## [EXERCISE AIM]
Copy out every record below exactly as written, but leave out any pictures.

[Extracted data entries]

----------

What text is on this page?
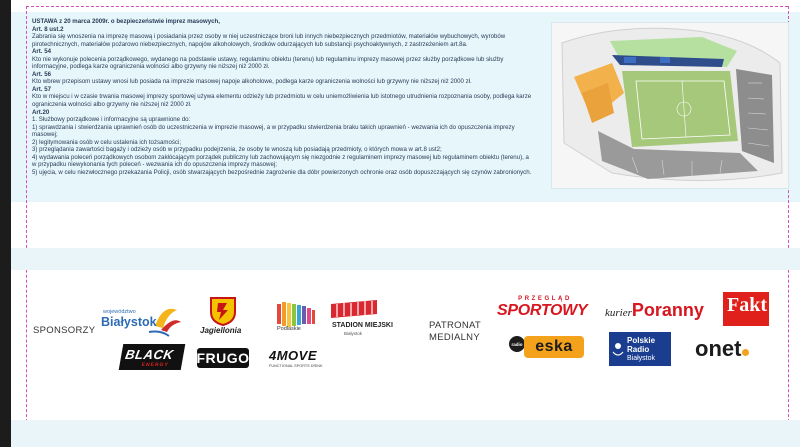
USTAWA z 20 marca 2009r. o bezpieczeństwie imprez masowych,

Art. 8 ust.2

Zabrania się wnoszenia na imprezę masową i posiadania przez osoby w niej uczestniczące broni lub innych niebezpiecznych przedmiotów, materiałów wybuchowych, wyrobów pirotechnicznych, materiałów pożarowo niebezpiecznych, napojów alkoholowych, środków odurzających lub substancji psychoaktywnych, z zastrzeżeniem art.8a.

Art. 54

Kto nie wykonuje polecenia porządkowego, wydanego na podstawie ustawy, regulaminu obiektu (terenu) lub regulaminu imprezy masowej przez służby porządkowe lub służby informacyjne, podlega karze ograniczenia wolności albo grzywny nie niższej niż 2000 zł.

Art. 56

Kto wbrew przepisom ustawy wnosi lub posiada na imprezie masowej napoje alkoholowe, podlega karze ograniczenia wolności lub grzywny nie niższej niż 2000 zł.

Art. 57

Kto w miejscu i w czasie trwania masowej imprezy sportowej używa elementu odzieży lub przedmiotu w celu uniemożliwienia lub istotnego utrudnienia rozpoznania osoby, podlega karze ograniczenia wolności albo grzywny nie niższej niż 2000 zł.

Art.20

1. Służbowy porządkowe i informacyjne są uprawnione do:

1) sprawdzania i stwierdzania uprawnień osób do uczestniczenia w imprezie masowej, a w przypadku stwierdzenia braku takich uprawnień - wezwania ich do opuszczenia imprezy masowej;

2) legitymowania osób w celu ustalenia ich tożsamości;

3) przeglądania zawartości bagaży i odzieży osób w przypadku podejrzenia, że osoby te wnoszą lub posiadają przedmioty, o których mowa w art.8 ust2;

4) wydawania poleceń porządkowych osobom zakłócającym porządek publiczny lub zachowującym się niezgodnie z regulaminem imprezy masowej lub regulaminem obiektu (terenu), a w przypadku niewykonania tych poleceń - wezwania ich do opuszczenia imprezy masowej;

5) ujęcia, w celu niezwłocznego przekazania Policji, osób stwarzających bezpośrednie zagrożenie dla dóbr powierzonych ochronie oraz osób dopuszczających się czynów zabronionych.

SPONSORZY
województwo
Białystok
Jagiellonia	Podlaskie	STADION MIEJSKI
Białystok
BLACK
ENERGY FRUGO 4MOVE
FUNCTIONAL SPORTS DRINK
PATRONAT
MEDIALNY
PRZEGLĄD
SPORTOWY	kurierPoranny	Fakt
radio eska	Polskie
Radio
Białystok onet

----------

## [RESPONSE]
What text is on this page?
USTAWA z 20 marca 2009r. o bezpieczeństwie imprez masowych,

Art. 8 ust.2

Zabrania się wnoszenia na imprezę masową i posiadania przez osoby w niej uczestniczące broni lub innych niebezpiecznych przedmiotów, materiałów wybuchowych, wyrobów pirotechnicznych, materiałów pożarowo niebezpiecznych, napojów alkoholowych, środków odurzających lub substancji psychoaktywnych, z zastrzeżeniem art.8a.

Art. 54

Kto nie wykonuje polecenia porządkowego, wydanego na podstawie ustawy, regulaminu obiektu (terenu) lub regulaminu imprezy masowej przez służby porządkowe lub służby informacyjne, podlega karze ograniczenia wolności albo grzywny nie niższej niż 2000 zł.

Art. 56

Kto wbrew przepisom ustawy wnosi lub posiada na imprezie masowej napoje alkoholowe, podlega karze ograniczenia wolności lub grzywny nie niższej niż 2000 zł.

Art. 57

Kto w miejscu i w czasie trwania masowej imprezy sportowej używa elementu odzieży lub przedmiotu w celu uniemożliwienia lub istotnego utrudnienia rozpoznania osoby, podlega karze ograniczenia wolności albo grzywny nie niższej niż 2000 zł.

Art.20

1. Służbowy porządkowe i informacyjne są uprawnione do:

1) sprawdzania i stwierdzania uprawnień osób do uczestniczenia w imprezie masowej, a w przypadku stwierdzenia braku takich uprawnień - wezwania ich do opuszczenia imprezy masowej;

2) legitymowania osób w celu ustalenia ich tożsamości;

3) przeglądania zawartości bagaży i odzieży osób w przypadku podejrzenia, że osoby te wnoszą lub posiadają przedmioty, o których mowa w art.8 ust2;

4) wydawania poleceń porządkowych osobom zakłócającym porządek publiczny lub zachowującym się niezgodnie z regulaminem imprezy masowej lub regulaminem obiektu (terenu), a w przypadku niewykonania tych poleceń - wezwania ich do opuszczenia imprezy masowej;

5) ujęcia, w celu niezwłocznego przekazania Policji, osób stwarzających bezpośrednie zagrożenie dla dóbr powierzonych ochronie oraz osób dopuszczających się czynów zabronionych.

SPONSORZY
województwo
Białystok
Jagiellonia	Podlaskie	STADION MIEJSKI
Białystok
BLACK
ENERGY FRUGO 4MOVE
FUNCTIONAL SPORTS DRINK
PATRONAT
MEDIALNY
PRZEGLĄD
SPORTOWY	kurierPoranny	Fakt
radio eska	Polskie
Radio
Białystok onet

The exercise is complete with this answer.